----- Record excerpts

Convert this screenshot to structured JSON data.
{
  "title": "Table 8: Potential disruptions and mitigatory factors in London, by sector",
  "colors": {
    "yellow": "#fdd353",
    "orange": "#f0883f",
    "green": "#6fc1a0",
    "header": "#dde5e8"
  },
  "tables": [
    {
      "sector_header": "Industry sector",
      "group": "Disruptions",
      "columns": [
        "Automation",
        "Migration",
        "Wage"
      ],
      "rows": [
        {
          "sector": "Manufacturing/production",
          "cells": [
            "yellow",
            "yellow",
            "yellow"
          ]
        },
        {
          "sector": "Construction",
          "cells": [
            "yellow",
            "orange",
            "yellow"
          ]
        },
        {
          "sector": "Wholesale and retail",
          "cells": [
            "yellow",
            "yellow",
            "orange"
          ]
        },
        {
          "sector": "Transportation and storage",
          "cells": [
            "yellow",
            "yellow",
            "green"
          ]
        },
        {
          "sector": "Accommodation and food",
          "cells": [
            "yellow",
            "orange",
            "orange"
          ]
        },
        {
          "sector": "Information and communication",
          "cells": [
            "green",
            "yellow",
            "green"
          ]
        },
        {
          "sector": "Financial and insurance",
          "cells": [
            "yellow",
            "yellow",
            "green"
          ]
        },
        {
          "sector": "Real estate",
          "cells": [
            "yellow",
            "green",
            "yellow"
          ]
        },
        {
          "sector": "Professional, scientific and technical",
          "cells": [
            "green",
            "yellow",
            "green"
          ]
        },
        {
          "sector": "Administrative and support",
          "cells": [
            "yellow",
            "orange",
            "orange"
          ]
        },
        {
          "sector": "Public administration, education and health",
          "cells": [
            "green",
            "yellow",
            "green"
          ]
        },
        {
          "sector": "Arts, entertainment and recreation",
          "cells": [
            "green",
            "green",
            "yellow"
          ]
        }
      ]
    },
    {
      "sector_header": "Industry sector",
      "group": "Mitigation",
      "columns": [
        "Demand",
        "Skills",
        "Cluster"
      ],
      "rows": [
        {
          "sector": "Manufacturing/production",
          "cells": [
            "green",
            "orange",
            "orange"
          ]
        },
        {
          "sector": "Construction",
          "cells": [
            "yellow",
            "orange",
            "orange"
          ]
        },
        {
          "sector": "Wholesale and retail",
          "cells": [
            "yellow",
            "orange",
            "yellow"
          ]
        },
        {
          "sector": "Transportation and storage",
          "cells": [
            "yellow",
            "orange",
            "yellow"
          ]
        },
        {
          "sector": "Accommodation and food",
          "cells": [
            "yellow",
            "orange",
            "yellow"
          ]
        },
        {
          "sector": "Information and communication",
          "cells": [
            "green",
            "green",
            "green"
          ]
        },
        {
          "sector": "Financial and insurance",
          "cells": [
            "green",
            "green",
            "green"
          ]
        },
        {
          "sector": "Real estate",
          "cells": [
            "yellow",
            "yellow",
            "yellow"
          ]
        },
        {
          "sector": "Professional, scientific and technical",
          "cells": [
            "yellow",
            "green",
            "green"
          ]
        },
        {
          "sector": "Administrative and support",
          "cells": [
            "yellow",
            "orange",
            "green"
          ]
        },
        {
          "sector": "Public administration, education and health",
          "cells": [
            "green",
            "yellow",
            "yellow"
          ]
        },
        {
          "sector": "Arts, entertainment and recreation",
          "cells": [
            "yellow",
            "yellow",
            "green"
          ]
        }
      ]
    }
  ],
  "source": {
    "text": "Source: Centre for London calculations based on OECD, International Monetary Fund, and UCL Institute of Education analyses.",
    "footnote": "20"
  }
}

----------

▸ **Instructions to follow**: Output every record above exactly as it appears.

▸ **Final result**:
Convert this screenshot to structured JSON data.
{
  "title": "Table 8: Potential disruptions and mitigatory factors in London, by sector",
  "colors": {
    "yellow": "#fdd353",
    "orange": "#f0883f",
    "green": "#6fc1a0",
    "header": "#dde5e8"
  },
  "tables": [
    {
      "sector_header": "Industry sector",
      "group": "Disruptions",
      "columns": [
        "Automation",
        "Migration",
        "Wage"
      ],
      "rows": [
        {
          "sector": "Manufacturing/production",
          "cells": [
            "yellow",
            "yellow",
            "yellow"
          ]
        },
        {
          "sector": "Construction",
          "cells": [
            "yellow",
            "orange",
            "yellow"
          ]
        },
        {
          "sector": "Wholesale and retail",
          "cells": [
            "yellow",
            "yellow",
            "orange"
          ]
        },
        {
          "sector": "Transportation and storage",
          "cells": [
            "yellow",
            "yellow",
            "green"
          ]
        },
        {
          "sector": "Accommodation and food",
          "cells": [
            "yellow",
            "orange",
            "orange"
          ]
        },
        {
          "sector": "Information and communication",
          "cells": [
            "green",
            "yellow",
            "green"
          ]
        },
        {
          "sector": "Financial and insurance",
          "cells": [
            "yellow",
            "yellow",
            "green"
          ]
        },
        {
          "sector": "Real estate",
          "cells": [
            "yellow",
            "green",
            "yellow"
          ]
        },
        {
          "sector": "Professional, scientific and technical",
          "cells": [
            "green",
            "yellow",
            "green"
          ]
        },
        {
          "sector": "Administrative and support",
          "cells": [
            "yellow",
            "orange",
            "orange"
          ]
        },
        {
          "sector": "Public administration, education and health",
          "cells": [
            "green",
            "yellow",
            "green"
          ]
        },
        {
          "sector": "Arts, entertainment and recreation",
          "cells": [
            "green",
            "green",
            "yellow"
          ]
        }
      ]
    },
    {
      "sector_header": "Industry sector",
      "group": "Mitigation",
      "columns": [
        "Demand",
        "Skills",
        "Cluster"
      ],
      "rows": [
        {
          "sector": "Manufacturing/production",
          "cells": [
            "green",
            "orange",
            "orange"
          ]
        },
        {
          "sector": "Construction",
          "cells": [
            "yellow",
            "orange",
            "orange"
          ]
        },
        {
          "sector": "Wholesale and retail",
          "cells": [
            "yellow",
            "orange",
            "yellow"
          ]
        },
        {
          "sector": "Transportation and storage",
          "cells": [
            "yellow",
            "orange",
            "yellow"
          ]
        },
        {
          "sector": "Accommodation and food",
          "cells": [
            "yellow",
            "orange",
            "yellow"
          ]
        },
        {
          "sector": "Information and communication",
          "cells": [
            "green",
            "green",
            "green"
          ]
        },
        {
          "sector": "Financial and insurance",
          "cells": [
            "green",
            "green",
            "green"
          ]
        },
        {
          "sector": "Real estate",
          "cells": [
            "yellow",
            "yellow",
            "yellow"
          ]
        },
        {
          "sector": "Professional, scientific and technical",
          "cells": [
            "yellow",
            "green",
            "green"
          ]
        },
        {
          "sector": "Administrative and support",
          "cells": [
            "yellow",
            "orange",
            "green"
          ]
        },
        {
          "sector": "Public administration, education and health",
          "cells": [
            "green",
            "yellow",
            "yellow"
          ]
        },
        {
          "sector": "Arts, entertainment and recreation",
          "cells": [
            "yellow",
            "yellow",
            "green"
          ]
        }
      ]
    }
  ],
  "source": {
    "text": "Source: Centre for London calculations based on OECD, International Monetary Fund, and UCL Institute of Education analyses.",
    "footnote": "20"
  }
}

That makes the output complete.